=== DO THIS ===
Keep only the lines that hold the string "โรงเร", filtering out the rest of the entries below.

Stored data:
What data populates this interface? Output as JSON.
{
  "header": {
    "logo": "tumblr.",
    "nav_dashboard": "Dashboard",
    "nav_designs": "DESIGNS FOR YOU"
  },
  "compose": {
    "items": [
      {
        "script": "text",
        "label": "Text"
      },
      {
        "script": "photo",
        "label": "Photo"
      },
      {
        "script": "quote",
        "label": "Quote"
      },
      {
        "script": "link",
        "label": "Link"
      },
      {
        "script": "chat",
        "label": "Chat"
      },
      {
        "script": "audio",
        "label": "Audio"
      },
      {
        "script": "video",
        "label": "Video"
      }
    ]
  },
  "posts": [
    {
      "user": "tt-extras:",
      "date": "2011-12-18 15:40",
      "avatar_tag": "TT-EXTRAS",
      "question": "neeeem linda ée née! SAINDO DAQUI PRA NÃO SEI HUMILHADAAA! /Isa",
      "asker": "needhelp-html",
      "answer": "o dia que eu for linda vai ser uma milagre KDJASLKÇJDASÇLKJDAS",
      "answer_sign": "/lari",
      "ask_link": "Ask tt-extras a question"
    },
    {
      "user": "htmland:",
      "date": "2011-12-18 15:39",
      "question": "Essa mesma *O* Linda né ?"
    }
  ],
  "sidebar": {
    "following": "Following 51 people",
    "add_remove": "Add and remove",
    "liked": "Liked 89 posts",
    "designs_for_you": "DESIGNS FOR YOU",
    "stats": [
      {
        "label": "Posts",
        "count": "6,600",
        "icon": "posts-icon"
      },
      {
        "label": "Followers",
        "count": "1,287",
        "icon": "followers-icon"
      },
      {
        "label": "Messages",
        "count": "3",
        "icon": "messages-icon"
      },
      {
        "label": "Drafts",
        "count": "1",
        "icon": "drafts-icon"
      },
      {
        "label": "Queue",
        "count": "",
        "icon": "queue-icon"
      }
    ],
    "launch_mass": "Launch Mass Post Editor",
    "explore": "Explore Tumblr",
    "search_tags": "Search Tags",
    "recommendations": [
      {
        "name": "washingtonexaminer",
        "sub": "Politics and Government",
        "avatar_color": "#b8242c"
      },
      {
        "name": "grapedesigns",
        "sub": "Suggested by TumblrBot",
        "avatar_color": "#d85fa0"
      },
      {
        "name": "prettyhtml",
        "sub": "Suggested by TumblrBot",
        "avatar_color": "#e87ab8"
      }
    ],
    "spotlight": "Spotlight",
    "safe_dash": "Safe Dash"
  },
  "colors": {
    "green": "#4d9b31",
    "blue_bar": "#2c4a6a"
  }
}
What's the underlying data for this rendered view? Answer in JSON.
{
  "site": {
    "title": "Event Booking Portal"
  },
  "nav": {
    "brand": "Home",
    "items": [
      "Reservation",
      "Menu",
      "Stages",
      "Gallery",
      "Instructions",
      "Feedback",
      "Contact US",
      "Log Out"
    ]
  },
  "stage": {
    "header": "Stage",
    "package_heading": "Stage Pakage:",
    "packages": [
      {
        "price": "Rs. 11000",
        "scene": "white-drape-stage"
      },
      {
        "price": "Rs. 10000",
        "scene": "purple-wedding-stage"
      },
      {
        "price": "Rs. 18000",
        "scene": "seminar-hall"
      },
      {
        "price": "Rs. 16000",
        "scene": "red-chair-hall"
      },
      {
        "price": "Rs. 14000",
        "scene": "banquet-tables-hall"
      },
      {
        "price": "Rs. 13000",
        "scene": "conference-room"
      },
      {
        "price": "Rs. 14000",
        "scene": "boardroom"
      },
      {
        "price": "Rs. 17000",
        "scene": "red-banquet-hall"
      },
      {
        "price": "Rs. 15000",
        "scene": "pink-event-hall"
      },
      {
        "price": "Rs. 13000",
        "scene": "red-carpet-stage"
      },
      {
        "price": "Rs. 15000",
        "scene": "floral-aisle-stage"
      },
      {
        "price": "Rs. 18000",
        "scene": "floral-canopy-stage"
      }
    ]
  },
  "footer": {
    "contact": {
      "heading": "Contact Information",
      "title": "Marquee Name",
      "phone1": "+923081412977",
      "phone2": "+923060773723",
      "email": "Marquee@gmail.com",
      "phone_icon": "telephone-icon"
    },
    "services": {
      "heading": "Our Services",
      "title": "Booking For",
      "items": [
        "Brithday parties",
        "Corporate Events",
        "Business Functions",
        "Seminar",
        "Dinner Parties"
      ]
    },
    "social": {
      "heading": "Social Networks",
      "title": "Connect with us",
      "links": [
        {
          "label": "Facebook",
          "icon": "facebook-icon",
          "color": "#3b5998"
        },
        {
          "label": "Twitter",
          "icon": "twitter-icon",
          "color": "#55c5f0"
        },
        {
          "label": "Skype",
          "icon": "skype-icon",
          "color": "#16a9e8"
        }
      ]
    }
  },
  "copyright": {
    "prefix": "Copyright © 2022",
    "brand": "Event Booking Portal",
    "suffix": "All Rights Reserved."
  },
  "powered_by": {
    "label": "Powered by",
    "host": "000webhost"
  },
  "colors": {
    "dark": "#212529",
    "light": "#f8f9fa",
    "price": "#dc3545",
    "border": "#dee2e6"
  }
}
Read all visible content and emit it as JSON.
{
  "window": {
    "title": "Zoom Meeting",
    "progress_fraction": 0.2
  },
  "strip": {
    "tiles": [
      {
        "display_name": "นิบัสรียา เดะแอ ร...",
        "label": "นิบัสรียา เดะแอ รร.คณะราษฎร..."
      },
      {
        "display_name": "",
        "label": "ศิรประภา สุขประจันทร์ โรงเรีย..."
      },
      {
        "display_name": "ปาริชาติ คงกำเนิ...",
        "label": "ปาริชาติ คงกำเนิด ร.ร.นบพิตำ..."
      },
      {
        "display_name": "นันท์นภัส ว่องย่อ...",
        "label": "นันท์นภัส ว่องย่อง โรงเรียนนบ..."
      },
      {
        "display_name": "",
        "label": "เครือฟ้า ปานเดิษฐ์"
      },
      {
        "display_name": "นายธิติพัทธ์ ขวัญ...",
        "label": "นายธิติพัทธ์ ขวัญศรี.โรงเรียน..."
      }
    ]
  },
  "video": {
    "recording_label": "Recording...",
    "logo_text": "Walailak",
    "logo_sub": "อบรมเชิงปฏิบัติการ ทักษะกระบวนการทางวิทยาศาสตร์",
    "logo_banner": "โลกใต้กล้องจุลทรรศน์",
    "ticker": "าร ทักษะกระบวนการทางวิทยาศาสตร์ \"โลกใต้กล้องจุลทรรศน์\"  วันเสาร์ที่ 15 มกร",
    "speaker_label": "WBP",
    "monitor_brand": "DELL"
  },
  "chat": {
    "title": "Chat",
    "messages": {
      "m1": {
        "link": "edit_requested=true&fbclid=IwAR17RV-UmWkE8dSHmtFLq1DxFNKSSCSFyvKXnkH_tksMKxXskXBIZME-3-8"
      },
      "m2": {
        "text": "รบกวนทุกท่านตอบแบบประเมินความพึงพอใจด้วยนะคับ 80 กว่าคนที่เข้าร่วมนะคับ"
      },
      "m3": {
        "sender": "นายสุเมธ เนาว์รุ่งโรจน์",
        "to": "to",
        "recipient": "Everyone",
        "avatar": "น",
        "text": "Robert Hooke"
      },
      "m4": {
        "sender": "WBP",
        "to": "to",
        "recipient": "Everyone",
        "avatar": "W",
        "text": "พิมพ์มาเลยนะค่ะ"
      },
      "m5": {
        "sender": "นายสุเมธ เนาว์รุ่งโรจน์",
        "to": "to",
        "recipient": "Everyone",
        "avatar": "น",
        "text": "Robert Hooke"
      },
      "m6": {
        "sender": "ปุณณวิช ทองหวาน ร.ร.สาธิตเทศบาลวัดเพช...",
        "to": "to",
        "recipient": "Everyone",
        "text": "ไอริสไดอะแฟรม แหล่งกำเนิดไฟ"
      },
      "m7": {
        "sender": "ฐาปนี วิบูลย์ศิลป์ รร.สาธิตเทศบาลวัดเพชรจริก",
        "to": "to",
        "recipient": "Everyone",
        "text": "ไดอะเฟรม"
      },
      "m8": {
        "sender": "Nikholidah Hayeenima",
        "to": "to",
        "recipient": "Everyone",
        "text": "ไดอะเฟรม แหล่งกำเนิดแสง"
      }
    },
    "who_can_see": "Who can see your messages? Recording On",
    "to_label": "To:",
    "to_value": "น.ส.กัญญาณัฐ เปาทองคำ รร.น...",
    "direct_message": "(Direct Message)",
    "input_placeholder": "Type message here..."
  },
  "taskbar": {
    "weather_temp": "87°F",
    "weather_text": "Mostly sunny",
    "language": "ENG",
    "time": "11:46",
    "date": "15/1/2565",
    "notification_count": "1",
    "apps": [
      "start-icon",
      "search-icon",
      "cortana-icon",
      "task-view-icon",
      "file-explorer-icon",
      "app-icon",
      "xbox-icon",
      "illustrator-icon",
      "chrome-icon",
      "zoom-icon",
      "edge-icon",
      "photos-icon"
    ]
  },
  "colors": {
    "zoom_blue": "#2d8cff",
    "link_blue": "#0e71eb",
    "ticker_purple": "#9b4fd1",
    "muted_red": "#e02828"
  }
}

=== SOLUTION TO THIS EXERCISE ===
        "label": "ศิรประภา สุขประจันทร์ โรงเรีย..."
        "label": "นันท์นภัส ว่องย่อง โรงเรียนนบ..."
        "label": "นายธิติพัทธ์ ขวัญศรี.โรงเรียน..."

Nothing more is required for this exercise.